[Annotated element listings]
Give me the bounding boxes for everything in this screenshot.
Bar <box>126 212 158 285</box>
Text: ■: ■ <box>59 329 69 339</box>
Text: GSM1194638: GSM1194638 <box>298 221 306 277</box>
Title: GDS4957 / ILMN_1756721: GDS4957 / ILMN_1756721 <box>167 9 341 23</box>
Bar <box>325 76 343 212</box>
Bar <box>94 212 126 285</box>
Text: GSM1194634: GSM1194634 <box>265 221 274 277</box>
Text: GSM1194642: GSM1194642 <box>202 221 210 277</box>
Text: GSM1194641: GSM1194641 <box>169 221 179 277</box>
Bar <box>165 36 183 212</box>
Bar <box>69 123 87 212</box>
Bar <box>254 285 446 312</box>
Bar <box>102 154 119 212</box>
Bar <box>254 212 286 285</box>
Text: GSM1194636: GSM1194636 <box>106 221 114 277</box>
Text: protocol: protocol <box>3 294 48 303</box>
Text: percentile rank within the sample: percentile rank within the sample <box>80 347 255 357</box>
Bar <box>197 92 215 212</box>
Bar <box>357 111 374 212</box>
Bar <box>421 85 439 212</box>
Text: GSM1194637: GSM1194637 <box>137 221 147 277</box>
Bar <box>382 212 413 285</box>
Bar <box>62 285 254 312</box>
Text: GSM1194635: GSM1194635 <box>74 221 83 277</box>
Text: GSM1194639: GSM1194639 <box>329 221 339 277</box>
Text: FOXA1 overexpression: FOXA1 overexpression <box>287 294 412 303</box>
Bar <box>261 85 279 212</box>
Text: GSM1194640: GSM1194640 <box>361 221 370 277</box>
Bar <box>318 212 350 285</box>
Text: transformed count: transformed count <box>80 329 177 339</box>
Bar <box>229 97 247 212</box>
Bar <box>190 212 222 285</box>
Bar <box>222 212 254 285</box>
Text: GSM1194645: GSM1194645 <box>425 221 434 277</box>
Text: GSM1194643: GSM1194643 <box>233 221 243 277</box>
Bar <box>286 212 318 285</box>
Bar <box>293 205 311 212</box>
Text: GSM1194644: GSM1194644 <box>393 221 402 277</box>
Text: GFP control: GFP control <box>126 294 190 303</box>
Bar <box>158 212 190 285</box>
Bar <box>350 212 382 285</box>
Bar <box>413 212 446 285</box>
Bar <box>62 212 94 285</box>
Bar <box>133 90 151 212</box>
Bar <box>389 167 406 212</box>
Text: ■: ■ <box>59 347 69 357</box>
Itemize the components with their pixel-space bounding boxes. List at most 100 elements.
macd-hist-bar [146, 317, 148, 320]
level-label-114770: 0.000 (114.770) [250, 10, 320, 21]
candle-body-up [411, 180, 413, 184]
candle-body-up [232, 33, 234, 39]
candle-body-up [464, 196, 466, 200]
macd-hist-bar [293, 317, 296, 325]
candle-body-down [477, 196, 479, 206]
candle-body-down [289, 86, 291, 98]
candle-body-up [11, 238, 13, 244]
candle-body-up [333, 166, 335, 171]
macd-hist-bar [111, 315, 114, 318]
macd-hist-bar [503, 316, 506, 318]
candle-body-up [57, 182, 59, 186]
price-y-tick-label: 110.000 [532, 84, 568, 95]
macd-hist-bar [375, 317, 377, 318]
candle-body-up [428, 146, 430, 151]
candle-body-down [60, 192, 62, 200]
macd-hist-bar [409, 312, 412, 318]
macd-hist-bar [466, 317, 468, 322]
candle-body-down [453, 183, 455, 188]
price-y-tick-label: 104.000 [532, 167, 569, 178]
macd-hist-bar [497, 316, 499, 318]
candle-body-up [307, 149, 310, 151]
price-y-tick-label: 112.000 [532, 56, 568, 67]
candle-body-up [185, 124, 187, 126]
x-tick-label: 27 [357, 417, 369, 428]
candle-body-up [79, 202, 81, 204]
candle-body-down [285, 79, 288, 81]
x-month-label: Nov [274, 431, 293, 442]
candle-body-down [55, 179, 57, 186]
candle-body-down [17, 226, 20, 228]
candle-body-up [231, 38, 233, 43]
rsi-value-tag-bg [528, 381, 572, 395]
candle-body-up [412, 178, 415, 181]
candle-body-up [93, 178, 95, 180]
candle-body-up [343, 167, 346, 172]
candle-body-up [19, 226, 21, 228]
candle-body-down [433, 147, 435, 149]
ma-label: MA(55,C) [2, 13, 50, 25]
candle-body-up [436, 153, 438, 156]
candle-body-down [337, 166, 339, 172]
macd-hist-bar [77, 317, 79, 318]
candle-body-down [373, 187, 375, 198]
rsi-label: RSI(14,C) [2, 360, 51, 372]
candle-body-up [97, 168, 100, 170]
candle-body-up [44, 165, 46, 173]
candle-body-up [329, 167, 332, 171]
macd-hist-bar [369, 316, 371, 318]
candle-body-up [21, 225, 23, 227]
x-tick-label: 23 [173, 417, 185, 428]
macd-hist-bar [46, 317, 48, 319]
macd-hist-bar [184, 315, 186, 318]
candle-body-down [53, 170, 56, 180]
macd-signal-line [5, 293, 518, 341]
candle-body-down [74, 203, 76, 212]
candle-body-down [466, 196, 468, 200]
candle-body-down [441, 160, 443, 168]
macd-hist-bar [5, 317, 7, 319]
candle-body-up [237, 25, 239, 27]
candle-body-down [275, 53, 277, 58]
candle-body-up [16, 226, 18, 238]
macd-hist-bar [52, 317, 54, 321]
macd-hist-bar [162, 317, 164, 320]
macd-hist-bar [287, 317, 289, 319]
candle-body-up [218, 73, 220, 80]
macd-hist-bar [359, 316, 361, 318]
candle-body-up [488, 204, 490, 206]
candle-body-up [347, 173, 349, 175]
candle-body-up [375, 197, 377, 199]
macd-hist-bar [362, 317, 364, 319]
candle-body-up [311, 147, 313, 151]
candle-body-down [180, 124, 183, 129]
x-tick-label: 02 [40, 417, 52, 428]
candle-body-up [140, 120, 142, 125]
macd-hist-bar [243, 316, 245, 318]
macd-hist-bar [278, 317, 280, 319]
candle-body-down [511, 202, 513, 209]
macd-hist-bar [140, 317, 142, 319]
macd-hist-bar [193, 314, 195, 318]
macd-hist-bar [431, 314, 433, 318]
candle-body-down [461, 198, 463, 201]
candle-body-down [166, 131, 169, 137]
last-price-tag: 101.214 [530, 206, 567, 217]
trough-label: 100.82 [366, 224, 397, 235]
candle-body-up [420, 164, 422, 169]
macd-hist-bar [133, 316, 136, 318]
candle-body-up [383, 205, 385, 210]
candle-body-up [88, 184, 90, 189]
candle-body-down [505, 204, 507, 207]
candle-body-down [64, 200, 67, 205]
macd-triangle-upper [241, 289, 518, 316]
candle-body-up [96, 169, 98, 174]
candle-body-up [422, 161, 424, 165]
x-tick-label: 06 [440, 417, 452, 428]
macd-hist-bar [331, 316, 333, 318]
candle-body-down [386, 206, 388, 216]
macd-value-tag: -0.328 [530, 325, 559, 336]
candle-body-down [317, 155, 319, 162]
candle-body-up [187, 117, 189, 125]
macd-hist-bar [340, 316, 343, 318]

Task to carry out
Please copy every one of the rows above word for word, keeping each line and its order unchanged.

Written reply
Give me the bounding boxes for everything in this screenshot.
Bar <box>126 212 158 285</box>
Text: ■: ■ <box>59 329 69 339</box>
Text: GSM1194638: GSM1194638 <box>298 221 306 277</box>
Title: GDS4957 / ILMN_1756721: GDS4957 / ILMN_1756721 <box>167 9 341 23</box>
Bar <box>325 76 343 212</box>
Bar <box>94 212 126 285</box>
Text: GSM1194634: GSM1194634 <box>265 221 274 277</box>
Text: GSM1194642: GSM1194642 <box>202 221 210 277</box>
Text: GSM1194641: GSM1194641 <box>169 221 179 277</box>
Bar <box>165 36 183 212</box>
Bar <box>69 123 87 212</box>
Bar <box>254 285 446 312</box>
Bar <box>102 154 119 212</box>
Bar <box>254 212 286 285</box>
Text: GSM1194636: GSM1194636 <box>106 221 114 277</box>
Text: protocol: protocol <box>3 294 48 303</box>
Text: percentile rank within the sample: percentile rank within the sample <box>80 347 255 357</box>
Bar <box>197 92 215 212</box>
Bar <box>357 111 374 212</box>
Bar <box>421 85 439 212</box>
Text: GSM1194637: GSM1194637 <box>137 221 147 277</box>
Bar <box>382 212 413 285</box>
Bar <box>62 285 254 312</box>
Text: GSM1194635: GSM1194635 <box>74 221 83 277</box>
Text: GSM1194639: GSM1194639 <box>329 221 339 277</box>
Text: FOXA1 overexpression: FOXA1 overexpression <box>287 294 412 303</box>
Bar <box>261 85 279 212</box>
Text: GSM1194640: GSM1194640 <box>361 221 370 277</box>
Bar <box>318 212 350 285</box>
Text: transformed count: transformed count <box>80 329 177 339</box>
Bar <box>229 97 247 212</box>
Bar <box>190 212 222 285</box>
Bar <box>222 212 254 285</box>
Text: GSM1194645: GSM1194645 <box>425 221 434 277</box>
Text: GSM1194643: GSM1194643 <box>233 221 243 277</box>
Bar <box>286 212 318 285</box>
Bar <box>293 205 311 212</box>
Text: GSM1194644: GSM1194644 <box>393 221 402 277</box>
Text: GFP control: GFP control <box>126 294 190 303</box>
Bar <box>158 212 190 285</box>
Bar <box>350 212 382 285</box>
Bar <box>413 212 446 285</box>
Bar <box>62 212 94 285</box>
Bar <box>133 90 151 212</box>
Bar <box>389 167 406 212</box>
Text: ■: ■ <box>59 347 69 357</box>
Itemize the components with their pixel-space bounding boxes. List at most 100 elements.
macd-hist-bar [146, 317, 148, 320]
level-label-114770: 0.000 (114.770) [250, 10, 320, 21]
candle-body-up [411, 180, 413, 184]
candle-body-up [232, 33, 234, 39]
candle-body-up [464, 196, 466, 200]
macd-hist-bar [293, 317, 296, 325]
candle-body-down [477, 196, 479, 206]
candle-body-down [289, 86, 291, 98]
candle-body-up [11, 238, 13, 244]
candle-body-up [333, 166, 335, 171]
macd-hist-bar [111, 315, 114, 318]
macd-hist-bar [503, 316, 506, 318]
candle-body-up [57, 182, 59, 186]
price-y-tick-label: 110.000 [532, 84, 568, 95]
macd-hist-bar [375, 317, 377, 318]
candle-body-up [428, 146, 430, 151]
candle-body-down [60, 192, 62, 200]
macd-hist-bar [409, 312, 412, 318]
macd-hist-bar [466, 317, 468, 322]
candle-body-down [453, 183, 455, 188]
price-y-tick-label: 104.000 [532, 167, 569, 178]
macd-hist-bar [497, 316, 499, 318]
candle-body-up [307, 149, 310, 151]
price-y-tick-label: 112.000 [532, 56, 568, 67]
candle-body-up [185, 124, 187, 126]
x-tick-label: 27 [357, 417, 369, 428]
candle-body-up [79, 202, 81, 204]
candle-body-down [285, 79, 288, 81]
x-month-label: Nov [274, 431, 293, 442]
candle-body-down [55, 179, 57, 186]
candle-body-down [17, 226, 20, 228]
candle-body-up [231, 38, 233, 43]
rsi-value-tag-bg [528, 381, 572, 395]
candle-body-up [412, 178, 415, 181]
candle-body-up [93, 178, 95, 180]
candle-body-up [343, 167, 346, 172]
candle-body-up [19, 226, 21, 228]
candle-body-down [433, 147, 435, 149]
ma-label: MA(55,C) [2, 13, 50, 25]
candle-body-up [436, 153, 438, 156]
candle-body-down [337, 166, 339, 172]
macd-hist-bar [77, 317, 79, 318]
candle-body-down [373, 187, 375, 198]
rsi-label: RSI(14,C) [2, 360, 51, 372]
candle-body-up [97, 168, 100, 170]
candle-body-up [44, 165, 46, 173]
candle-body-up [329, 167, 332, 171]
macd-hist-bar [369, 316, 371, 318]
candle-body-up [21, 225, 23, 227]
x-tick-label: 23 [173, 417, 185, 428]
macd-hist-bar [46, 317, 48, 319]
macd-hist-bar [184, 315, 186, 318]
candle-body-down [53, 170, 56, 180]
macd-signal-line [5, 293, 518, 341]
candle-body-down [74, 203, 76, 212]
candle-body-down [466, 196, 468, 200]
candle-body-down [441, 160, 443, 168]
macd-hist-bar [5, 317, 7, 319]
candle-body-up [237, 25, 239, 27]
candle-body-down [275, 53, 277, 58]
candle-body-up [16, 226, 18, 238]
macd-hist-bar [52, 317, 54, 321]
macd-hist-bar [162, 317, 164, 320]
macd-hist-bar [287, 317, 289, 319]
candle-body-up [218, 73, 220, 80]
macd-hist-bar [359, 316, 361, 318]
candle-body-up [488, 204, 490, 206]
candle-body-up [347, 173, 349, 175]
candle-body-up [375, 197, 377, 199]
macd-hist-bar [362, 317, 364, 319]
candle-body-up [311, 147, 313, 151]
candle-body-down [180, 124, 183, 129]
x-tick-label: 02 [40, 417, 52, 428]
candle-body-up [140, 120, 142, 125]
macd-hist-bar [243, 316, 245, 318]
macd-hist-bar [278, 317, 280, 319]
candle-body-down [511, 202, 513, 209]
macd-hist-bar [140, 317, 142, 319]
macd-hist-bar [193, 314, 195, 318]
macd-hist-bar [431, 314, 433, 318]
candle-body-down [461, 198, 463, 201]
candle-body-down [166, 131, 169, 137]
last-price-tag: 101.214 [530, 206, 567, 217]
trough-label: 100.82 [366, 224, 397, 235]
candle-body-up [420, 164, 422, 169]
macd-hist-bar [133, 316, 136, 318]
candle-body-up [383, 205, 385, 210]
candle-body-up [88, 184, 90, 189]
candle-body-down [505, 204, 507, 207]
candle-body-down [64, 200, 67, 205]
macd-triangle-upper [241, 289, 518, 316]
candle-body-up [96, 169, 98, 174]
candle-body-up [422, 161, 424, 165]
x-tick-label: 06 [440, 417, 452, 428]
macd-hist-bar [331, 316, 333, 318]
candle-body-down [386, 206, 388, 216]
macd-value-tag: -0.328 [530, 325, 559, 336]
candle-body-down [317, 155, 319, 162]
candle-body-up [187, 117, 189, 125]
macd-hist-bar [340, 316, 343, 318]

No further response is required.